(Dataset entries)
## start

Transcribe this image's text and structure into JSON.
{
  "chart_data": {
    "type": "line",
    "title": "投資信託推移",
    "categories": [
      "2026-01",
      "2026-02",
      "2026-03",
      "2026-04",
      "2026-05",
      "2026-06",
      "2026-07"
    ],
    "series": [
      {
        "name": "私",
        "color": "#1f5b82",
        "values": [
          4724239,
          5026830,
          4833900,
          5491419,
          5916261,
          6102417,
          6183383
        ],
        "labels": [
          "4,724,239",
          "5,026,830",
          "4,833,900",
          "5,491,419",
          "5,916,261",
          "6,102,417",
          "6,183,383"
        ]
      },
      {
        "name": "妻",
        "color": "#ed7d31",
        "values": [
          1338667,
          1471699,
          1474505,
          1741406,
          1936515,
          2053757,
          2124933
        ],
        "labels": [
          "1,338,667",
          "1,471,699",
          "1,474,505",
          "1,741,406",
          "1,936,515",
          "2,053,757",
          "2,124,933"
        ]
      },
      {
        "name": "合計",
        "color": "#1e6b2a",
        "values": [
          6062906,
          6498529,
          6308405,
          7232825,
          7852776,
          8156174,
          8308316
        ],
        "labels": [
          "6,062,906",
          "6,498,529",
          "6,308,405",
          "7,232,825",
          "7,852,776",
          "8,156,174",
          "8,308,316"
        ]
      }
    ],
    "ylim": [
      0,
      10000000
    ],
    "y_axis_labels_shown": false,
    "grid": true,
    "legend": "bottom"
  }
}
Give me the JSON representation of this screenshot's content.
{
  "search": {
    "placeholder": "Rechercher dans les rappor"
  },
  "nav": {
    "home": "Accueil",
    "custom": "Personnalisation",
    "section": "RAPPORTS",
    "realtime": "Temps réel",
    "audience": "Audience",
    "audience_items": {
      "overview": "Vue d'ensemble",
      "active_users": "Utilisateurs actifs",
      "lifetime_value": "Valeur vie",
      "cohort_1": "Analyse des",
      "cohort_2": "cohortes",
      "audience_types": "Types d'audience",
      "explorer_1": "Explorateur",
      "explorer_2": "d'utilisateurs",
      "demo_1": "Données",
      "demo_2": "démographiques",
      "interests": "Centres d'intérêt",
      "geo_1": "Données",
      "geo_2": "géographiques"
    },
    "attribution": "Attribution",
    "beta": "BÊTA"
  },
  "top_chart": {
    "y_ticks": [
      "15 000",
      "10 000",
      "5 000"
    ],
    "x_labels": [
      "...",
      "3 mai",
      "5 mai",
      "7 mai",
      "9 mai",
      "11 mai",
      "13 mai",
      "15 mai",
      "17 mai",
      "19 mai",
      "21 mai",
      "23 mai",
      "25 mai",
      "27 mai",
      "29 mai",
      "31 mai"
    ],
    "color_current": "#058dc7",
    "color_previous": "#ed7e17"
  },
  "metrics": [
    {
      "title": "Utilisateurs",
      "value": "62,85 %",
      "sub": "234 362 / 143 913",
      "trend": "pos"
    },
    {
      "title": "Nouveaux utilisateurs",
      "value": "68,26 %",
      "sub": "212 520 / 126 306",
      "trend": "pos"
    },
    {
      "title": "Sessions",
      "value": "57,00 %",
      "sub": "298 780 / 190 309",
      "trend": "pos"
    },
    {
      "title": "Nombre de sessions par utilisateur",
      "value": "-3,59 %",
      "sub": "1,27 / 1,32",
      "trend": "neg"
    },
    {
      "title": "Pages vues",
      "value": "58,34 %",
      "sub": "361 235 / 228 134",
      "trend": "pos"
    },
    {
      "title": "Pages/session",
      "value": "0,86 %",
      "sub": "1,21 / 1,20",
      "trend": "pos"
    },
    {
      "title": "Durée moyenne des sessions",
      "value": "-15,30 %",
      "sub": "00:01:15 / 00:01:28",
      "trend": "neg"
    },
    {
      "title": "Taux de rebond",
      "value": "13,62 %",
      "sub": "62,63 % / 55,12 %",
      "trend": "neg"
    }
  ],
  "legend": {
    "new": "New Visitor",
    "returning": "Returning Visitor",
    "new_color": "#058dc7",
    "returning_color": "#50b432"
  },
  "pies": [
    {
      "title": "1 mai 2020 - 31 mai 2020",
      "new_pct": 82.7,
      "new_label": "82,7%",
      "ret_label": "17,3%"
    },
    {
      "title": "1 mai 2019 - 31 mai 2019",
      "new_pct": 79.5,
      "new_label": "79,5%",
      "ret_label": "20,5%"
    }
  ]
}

## end

* **WHAT YOU WILL DO**
Quote the data above in full, changing nothing.

* **RESULT OF THE TASK**
Transcribe this image's text and structure into JSON.
{
  "chart_data": {
    "type": "line",
    "title": "投資信託推移",
    "categories": [
      "2026-01",
      "2026-02",
      "2026-03",
      "2026-04",
      "2026-05",
      "2026-06",
      "2026-07"
    ],
    "series": [
      {
        "name": "私",
        "color": "#1f5b82",
        "values": [
          4724239,
          5026830,
          4833900,
          5491419,
          5916261,
          6102417,
          6183383
        ],
        "labels": [
          "4,724,239",
          "5,026,830",
          "4,833,900",
          "5,491,419",
          "5,916,261",
          "6,102,417",
          "6,183,383"
        ]
      },
      {
        "name": "妻",
        "color": "#ed7d31",
        "values": [
          1338667,
          1471699,
          1474505,
          1741406,
          1936515,
          2053757,
          2124933
        ],
        "labels": [
          "1,338,667",
          "1,471,699",
          "1,474,505",
          "1,741,406",
          "1,936,515",
          "2,053,757",
          "2,124,933"
        ]
      },
      {
        "name": "合計",
        "color": "#1e6b2a",
        "values": [
          6062906,
          6498529,
          6308405,
          7232825,
          7852776,
          8156174,
          8308316
        ],
        "labels": [
          "6,062,906",
          "6,498,529",
          "6,308,405",
          "7,232,825",
          "7,852,776",
          "8,156,174",
          "8,308,316"
        ]
      }
    ],
    "ylim": [
      0,
      10000000
    ],
    "y_axis_labels_shown": false,
    "grid": true,
    "legend": "bottom"
  }
}
Give me the JSON representation of this screenshot's content.
{
  "search": {
    "placeholder": "Rechercher dans les rappor"
  },
  "nav": {
    "home": "Accueil",
    "custom": "Personnalisation",
    "section": "RAPPORTS",
    "realtime": "Temps réel",
    "audience": "Audience",
    "audience_items": {
      "overview": "Vue d'ensemble",
      "active_users": "Utilisateurs actifs",
      "lifetime_value": "Valeur vie",
      "cohort_1": "Analyse des",
      "cohort_2": "cohortes",
      "audience_types": "Types d'audience",
      "explorer_1": "Explorateur",
      "explorer_2": "d'utilisateurs",
      "demo_1": "Données",
      "demo_2": "démographiques",
      "interests": "Centres d'intérêt",
      "geo_1": "Données",
      "geo_2": "géographiques"
    },
    "attribution": "Attribution",
    "beta": "BÊTA"
  },
  "top_chart": {
    "y_ticks": [
      "15 000",
      "10 000",
      "5 000"
    ],
    "x_labels": [
      "...",
      "3 mai",
      "5 mai",
      "7 mai",
      "9 mai",
      "11 mai",
      "13 mai",
      "15 mai",
      "17 mai",
      "19 mai",
      "21 mai",
      "23 mai",
      "25 mai",
      "27 mai",
      "29 mai",
      "31 mai"
    ],
    "color_current": "#058dc7",
    "color_previous": "#ed7e17"
  },
  "metrics": [
    {
      "title": "Utilisateurs",
      "value": "62,85 %",
      "sub": "234 362 / 143 913",
      "trend": "pos"
    },
    {
      "title": "Nouveaux utilisateurs",
      "value": "68,26 %",
      "sub": "212 520 / 126 306",
      "trend": "pos"
    },
    {
      "title": "Sessions",
      "value": "57,00 %",
      "sub": "298 780 / 190 309",
      "trend": "pos"
    },
    {
      "title": "Nombre de sessions par utilisateur",
      "value": "-3,59 %",
      "sub": "1,27 / 1,32",
      "trend": "neg"
    },
    {
      "title": "Pages vues",
      "value": "58,34 %",
      "sub": "361 235 / 228 134",
      "trend": "pos"
    },
    {
      "title": "Pages/session",
      "value": "0,86 %",
      "sub": "1,21 / 1,20",
      "trend": "pos"
    },
    {
      "title": "Durée moyenne des sessions",
      "value": "-15,30 %",
      "sub": "00:01:15 / 00:01:28",
      "trend": "neg"
    },
    {
      "title": "Taux de rebond",
      "value": "13,62 %",
      "sub": "62,63 % / 55,12 %",
      "trend": "neg"
    }
  ],
  "legend": {
    "new": "New Visitor",
    "returning": "Returning Visitor",
    "new_color": "#058dc7",
    "returning_color": "#50b432"
  },
  "pies": [
    {
      "title": "1 mai 2020 - 31 mai 2020",
      "new_pct": 82.7,
      "new_label": "82,7%",
      "ret_label": "17,3%"
    },
    {
      "title": "1 mai 2019 - 31 mai 2019",
      "new_pct": 79.5,
      "new_label": "79,5%",
      "ret_label": "20,5%"
    }
  ]
}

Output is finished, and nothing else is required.